RECORDED DATA:
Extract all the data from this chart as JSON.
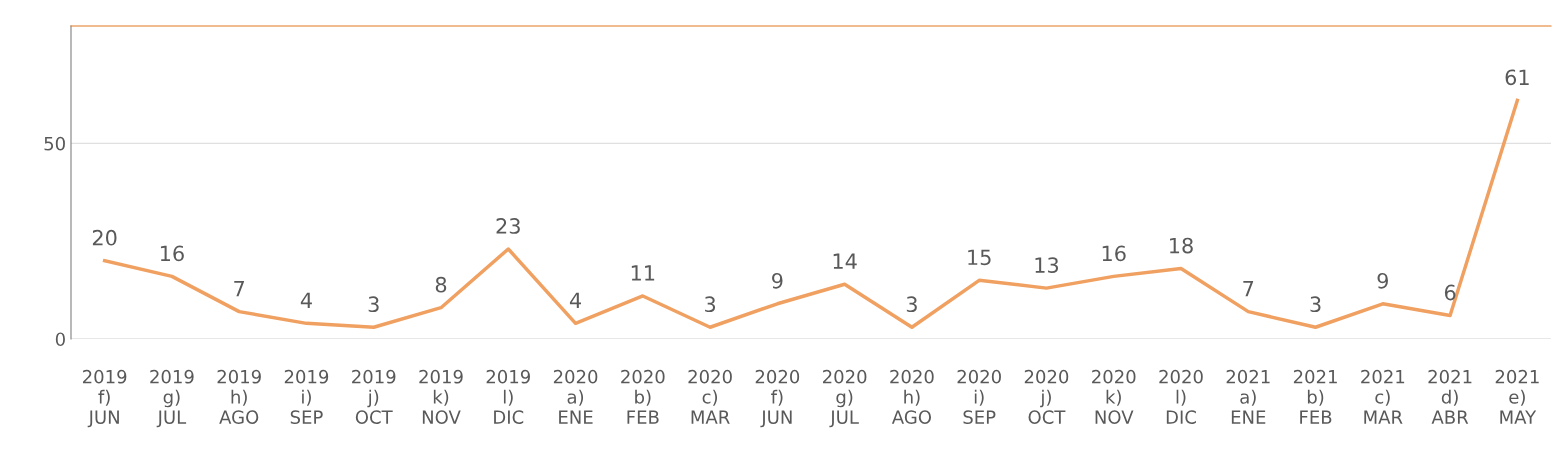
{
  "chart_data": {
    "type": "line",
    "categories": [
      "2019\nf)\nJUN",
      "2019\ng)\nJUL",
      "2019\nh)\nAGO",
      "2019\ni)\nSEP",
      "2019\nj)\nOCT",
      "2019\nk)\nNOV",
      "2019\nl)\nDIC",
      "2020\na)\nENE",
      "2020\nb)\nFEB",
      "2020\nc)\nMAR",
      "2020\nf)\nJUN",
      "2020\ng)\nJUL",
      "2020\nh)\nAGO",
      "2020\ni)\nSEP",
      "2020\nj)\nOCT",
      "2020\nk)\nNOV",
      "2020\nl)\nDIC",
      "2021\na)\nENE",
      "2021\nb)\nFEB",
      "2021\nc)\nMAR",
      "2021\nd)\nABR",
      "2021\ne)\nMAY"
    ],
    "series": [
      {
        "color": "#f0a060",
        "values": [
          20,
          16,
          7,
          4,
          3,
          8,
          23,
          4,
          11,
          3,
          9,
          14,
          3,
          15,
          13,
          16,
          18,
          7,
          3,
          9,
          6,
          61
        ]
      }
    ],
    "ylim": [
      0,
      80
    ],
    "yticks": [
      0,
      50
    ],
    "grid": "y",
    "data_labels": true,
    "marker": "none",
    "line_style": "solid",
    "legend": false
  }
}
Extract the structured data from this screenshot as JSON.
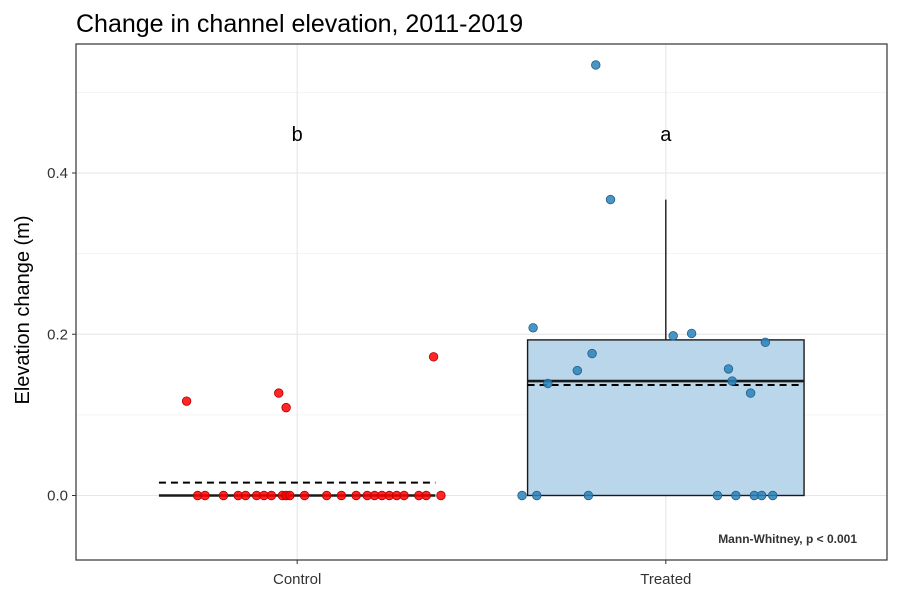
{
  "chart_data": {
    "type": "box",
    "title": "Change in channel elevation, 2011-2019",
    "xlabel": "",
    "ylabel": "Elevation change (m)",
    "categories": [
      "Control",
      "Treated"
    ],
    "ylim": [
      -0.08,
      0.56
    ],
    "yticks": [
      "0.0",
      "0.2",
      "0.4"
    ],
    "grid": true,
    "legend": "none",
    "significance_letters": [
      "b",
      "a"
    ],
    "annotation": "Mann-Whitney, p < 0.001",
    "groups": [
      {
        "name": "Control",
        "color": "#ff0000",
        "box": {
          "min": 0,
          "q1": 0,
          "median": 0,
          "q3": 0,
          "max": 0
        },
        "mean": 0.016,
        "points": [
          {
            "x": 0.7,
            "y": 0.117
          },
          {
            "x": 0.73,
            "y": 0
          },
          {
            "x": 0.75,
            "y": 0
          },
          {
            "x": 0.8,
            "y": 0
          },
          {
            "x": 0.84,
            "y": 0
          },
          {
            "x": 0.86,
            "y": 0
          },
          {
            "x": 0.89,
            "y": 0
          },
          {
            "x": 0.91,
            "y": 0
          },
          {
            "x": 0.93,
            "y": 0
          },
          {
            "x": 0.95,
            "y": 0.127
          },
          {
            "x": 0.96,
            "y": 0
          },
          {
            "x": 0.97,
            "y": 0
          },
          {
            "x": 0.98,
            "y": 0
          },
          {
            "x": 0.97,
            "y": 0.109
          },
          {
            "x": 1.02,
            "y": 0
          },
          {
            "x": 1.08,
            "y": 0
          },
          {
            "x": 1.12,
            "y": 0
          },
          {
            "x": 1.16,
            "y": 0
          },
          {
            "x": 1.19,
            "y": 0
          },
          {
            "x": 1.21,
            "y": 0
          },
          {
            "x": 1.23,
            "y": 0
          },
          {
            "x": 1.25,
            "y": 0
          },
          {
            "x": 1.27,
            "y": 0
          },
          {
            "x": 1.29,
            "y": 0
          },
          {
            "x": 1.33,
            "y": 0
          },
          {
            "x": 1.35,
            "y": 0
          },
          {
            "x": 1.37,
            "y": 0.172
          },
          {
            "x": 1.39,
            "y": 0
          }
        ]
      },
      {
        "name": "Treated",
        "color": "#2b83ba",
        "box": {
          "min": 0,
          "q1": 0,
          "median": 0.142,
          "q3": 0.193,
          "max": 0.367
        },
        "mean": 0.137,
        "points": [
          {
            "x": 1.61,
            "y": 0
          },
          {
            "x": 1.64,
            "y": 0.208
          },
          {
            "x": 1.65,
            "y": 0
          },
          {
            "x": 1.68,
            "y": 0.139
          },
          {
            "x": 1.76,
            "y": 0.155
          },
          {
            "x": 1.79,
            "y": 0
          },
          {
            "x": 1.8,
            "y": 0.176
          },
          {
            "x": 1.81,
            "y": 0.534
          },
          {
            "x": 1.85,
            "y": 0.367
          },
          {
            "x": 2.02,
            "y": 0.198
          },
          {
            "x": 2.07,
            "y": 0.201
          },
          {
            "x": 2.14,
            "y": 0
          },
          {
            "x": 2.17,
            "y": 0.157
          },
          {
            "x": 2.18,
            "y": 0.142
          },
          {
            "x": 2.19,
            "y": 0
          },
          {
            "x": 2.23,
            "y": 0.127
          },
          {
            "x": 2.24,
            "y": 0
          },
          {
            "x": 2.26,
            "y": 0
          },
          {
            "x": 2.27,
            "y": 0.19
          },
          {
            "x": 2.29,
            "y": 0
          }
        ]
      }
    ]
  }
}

* * *

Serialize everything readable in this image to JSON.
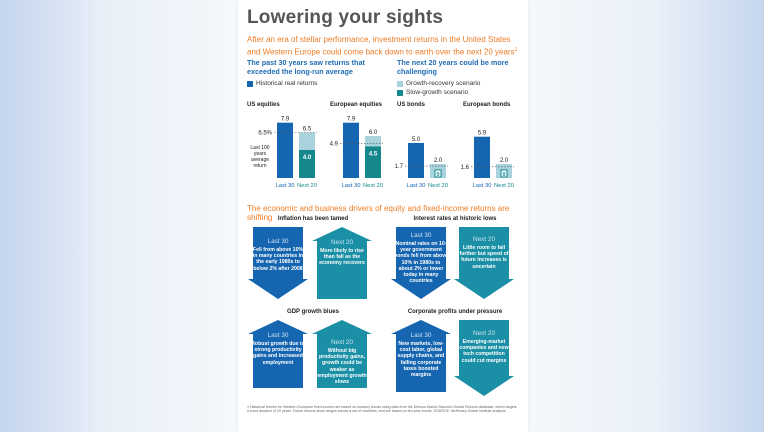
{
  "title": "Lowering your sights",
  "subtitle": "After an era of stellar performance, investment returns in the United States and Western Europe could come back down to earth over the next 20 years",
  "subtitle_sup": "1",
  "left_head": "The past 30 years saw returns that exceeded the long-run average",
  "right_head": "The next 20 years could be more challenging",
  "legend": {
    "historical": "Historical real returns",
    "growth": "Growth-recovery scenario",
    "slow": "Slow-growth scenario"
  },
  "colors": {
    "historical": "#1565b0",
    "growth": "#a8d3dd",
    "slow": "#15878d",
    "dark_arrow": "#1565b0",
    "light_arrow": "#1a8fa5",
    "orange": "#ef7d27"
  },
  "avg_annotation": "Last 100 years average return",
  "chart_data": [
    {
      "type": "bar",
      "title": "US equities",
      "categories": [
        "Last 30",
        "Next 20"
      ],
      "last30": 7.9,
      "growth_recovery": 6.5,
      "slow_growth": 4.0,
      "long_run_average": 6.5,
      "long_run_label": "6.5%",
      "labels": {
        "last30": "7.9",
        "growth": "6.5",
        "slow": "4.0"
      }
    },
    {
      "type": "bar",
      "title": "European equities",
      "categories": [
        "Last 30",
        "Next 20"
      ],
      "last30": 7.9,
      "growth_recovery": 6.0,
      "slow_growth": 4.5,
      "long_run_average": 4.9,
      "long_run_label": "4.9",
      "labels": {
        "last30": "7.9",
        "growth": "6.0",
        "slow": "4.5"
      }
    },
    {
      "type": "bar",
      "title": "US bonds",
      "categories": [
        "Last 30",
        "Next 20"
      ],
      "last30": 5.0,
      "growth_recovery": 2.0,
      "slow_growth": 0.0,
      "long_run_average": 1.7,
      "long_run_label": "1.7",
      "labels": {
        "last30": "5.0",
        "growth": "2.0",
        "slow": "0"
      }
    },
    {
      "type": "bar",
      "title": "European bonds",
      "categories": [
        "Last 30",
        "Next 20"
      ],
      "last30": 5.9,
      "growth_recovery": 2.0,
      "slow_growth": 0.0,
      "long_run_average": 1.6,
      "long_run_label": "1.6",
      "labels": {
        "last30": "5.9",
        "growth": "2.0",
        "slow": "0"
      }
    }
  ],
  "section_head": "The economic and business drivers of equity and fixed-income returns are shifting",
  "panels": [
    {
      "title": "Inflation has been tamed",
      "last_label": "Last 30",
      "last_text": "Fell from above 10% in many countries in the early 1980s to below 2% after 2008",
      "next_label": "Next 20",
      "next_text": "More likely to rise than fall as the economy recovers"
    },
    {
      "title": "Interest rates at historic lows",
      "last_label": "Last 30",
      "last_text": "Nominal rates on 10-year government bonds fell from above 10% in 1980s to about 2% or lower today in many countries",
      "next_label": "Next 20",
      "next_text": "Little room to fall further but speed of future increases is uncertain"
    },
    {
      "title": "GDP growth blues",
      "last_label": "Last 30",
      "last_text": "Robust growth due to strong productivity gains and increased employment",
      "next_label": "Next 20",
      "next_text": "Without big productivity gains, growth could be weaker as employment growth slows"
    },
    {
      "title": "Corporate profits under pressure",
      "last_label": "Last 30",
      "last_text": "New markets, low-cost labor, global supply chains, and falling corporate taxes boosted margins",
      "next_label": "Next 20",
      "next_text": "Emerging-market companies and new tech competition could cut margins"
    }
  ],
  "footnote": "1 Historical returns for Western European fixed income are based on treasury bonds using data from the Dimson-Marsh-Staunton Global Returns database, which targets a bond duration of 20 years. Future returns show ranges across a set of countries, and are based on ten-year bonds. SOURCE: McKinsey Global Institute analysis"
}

==

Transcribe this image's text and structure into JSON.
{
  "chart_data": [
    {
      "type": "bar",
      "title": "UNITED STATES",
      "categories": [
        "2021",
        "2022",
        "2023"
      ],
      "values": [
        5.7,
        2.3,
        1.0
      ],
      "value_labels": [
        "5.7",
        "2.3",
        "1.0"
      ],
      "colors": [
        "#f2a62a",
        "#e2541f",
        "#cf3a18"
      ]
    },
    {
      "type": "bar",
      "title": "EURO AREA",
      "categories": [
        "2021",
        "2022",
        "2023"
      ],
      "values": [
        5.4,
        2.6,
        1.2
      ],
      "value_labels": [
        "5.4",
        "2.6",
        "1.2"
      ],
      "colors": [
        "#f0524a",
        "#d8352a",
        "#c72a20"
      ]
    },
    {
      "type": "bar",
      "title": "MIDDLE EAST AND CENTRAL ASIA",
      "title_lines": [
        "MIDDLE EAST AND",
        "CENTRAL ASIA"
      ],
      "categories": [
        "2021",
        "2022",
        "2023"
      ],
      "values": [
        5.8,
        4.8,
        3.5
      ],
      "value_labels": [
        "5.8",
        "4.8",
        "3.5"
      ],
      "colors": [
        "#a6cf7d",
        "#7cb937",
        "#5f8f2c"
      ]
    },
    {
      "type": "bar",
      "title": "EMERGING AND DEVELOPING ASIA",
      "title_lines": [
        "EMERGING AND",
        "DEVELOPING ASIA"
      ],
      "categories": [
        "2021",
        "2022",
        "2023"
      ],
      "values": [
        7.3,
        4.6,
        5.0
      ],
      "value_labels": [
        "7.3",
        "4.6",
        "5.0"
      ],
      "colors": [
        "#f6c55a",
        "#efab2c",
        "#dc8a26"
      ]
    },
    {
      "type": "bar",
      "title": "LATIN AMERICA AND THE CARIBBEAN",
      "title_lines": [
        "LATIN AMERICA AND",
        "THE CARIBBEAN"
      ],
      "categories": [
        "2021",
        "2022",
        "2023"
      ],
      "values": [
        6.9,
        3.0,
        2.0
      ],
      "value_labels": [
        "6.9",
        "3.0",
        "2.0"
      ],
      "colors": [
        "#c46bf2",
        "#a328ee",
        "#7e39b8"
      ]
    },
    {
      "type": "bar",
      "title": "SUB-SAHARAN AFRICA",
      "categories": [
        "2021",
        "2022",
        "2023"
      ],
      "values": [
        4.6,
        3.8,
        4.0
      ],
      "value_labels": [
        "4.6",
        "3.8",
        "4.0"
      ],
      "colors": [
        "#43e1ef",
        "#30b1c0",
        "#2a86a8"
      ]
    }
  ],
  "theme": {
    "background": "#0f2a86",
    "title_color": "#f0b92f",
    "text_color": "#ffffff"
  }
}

YOUR GOAL: Check every line of the data, and copy the ones that contain "Extract".

SOLUTION FOR THIS EXERCISE:
Extract all the data from this chart as JSON.
Extract the structured data from this screenshot as JSON.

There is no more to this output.